WHAT THIS TASK INVOLVES: Copy each line of the material below that includes the string "title".

Data entries for graphics:
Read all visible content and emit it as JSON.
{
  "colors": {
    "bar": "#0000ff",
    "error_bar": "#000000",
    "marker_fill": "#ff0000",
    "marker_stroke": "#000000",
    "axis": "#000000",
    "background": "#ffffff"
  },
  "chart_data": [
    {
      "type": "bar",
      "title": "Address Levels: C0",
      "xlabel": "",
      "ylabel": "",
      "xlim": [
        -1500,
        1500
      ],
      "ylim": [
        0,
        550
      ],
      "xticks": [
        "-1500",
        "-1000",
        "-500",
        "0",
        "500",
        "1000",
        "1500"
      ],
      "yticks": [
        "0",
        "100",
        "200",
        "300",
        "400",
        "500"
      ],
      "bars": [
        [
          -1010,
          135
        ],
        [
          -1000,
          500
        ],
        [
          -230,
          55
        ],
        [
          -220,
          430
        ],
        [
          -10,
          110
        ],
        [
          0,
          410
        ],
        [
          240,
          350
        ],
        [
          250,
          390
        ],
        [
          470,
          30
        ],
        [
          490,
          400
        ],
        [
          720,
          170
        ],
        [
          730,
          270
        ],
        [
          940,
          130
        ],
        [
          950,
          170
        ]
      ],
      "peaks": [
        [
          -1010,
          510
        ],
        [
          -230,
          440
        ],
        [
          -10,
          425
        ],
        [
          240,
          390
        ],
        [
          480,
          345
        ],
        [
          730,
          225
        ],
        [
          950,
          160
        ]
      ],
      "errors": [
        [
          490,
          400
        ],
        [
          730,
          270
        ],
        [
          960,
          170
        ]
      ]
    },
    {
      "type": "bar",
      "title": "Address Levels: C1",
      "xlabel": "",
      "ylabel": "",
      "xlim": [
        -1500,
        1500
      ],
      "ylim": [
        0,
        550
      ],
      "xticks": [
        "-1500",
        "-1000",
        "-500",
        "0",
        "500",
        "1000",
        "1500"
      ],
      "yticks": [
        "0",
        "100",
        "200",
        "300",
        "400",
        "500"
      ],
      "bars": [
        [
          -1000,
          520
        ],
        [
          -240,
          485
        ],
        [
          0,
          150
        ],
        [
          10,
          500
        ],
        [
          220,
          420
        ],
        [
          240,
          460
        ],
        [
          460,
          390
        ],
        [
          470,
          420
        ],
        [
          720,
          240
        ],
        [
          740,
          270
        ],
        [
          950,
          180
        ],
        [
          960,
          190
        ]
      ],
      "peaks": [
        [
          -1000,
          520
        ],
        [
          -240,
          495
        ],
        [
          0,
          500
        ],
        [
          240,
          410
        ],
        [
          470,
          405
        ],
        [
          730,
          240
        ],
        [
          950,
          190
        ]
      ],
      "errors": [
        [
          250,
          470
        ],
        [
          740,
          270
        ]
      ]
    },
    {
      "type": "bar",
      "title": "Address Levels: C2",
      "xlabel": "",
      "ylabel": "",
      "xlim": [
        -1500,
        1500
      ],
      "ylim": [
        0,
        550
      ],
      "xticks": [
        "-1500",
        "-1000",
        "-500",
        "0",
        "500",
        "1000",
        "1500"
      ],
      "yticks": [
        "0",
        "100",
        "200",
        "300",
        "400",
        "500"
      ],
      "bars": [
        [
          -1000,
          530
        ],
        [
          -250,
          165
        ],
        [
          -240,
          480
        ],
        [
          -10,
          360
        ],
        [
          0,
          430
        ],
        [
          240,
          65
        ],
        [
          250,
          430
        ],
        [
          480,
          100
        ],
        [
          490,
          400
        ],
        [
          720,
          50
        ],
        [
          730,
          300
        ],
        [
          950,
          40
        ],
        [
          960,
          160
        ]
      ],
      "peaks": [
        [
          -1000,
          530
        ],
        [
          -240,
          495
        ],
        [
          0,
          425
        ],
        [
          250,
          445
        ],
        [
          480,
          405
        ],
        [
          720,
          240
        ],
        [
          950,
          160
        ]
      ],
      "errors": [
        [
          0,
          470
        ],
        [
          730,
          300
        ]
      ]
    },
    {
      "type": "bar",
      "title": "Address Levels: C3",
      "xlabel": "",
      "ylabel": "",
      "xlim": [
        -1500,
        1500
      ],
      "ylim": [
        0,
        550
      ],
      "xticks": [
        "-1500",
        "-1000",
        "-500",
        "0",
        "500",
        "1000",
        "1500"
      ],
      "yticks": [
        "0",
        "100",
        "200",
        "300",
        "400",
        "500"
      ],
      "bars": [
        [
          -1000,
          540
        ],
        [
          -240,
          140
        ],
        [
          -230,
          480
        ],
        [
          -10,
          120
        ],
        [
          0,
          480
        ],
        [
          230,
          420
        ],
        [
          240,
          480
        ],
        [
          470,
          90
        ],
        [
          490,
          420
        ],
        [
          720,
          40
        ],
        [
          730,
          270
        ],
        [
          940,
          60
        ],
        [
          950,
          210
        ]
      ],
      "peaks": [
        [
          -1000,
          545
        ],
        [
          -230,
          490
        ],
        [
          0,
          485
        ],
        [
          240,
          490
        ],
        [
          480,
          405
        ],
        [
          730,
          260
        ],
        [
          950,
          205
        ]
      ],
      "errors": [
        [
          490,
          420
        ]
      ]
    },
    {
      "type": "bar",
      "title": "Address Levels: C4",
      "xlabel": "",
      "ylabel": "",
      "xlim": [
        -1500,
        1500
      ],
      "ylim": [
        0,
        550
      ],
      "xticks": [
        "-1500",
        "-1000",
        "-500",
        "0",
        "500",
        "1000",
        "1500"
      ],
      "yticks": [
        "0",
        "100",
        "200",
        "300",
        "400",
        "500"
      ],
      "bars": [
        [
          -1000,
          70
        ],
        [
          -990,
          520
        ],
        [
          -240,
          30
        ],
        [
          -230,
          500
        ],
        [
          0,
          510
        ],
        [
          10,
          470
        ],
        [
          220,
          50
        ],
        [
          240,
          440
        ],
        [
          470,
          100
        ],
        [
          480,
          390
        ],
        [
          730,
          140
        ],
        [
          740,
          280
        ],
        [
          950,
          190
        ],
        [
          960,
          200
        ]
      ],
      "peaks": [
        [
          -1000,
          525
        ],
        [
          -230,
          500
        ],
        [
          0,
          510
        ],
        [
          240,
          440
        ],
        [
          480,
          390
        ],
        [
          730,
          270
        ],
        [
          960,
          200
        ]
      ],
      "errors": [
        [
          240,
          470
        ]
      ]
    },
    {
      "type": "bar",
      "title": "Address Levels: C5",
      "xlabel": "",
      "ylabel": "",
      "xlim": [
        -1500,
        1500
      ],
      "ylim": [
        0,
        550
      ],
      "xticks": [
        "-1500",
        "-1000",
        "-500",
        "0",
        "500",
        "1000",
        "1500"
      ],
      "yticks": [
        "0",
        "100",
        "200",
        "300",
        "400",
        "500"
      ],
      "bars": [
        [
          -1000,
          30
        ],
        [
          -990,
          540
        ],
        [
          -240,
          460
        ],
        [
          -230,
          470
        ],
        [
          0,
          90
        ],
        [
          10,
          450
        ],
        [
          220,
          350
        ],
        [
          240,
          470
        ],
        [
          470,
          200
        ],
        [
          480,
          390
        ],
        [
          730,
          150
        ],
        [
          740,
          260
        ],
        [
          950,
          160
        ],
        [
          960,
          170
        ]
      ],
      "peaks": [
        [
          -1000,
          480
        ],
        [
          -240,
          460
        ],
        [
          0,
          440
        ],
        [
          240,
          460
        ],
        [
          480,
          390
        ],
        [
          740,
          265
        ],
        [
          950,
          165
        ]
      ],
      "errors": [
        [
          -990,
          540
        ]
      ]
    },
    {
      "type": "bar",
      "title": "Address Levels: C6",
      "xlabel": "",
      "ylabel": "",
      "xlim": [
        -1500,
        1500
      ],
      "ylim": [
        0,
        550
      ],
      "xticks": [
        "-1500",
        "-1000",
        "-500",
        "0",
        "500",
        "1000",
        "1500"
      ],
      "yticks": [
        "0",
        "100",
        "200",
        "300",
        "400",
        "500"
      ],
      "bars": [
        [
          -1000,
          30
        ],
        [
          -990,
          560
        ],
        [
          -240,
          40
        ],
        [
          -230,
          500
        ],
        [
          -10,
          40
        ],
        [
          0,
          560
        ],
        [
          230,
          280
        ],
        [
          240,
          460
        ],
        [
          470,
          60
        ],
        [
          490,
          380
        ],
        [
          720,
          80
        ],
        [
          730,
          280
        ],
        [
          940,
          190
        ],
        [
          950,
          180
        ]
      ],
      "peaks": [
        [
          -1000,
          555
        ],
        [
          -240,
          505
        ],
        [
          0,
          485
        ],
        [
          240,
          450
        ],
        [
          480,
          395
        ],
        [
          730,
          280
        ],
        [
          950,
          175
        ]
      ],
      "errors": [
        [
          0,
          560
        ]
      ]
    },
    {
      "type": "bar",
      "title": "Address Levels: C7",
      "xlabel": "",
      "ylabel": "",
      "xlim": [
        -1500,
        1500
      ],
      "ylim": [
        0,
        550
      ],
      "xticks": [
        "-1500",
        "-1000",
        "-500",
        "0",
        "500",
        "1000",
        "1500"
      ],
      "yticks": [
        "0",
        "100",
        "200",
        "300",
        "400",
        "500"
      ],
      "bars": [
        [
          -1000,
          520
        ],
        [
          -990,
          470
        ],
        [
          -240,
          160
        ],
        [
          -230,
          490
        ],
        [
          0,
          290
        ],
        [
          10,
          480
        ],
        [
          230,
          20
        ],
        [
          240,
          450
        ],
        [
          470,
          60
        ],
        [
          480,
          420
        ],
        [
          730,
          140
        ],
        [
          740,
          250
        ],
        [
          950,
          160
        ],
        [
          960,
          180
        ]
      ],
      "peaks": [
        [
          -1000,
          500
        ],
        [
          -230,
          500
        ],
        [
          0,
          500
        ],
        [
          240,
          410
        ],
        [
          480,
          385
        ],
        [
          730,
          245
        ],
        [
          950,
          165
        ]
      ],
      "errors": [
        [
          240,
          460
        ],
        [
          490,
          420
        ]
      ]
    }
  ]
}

TASK OUTPUT:
      "title": "Address Levels: C0",
      "title": "Address Levels: C1",
      "title": "Address Levels: C2",
      "title": "Address Levels: C3",
      "title": "Address Levels: C4",
      "title": "Address Levels: C5",
      "title": "Address Levels: C6",
      "title": "Address Levels: C7",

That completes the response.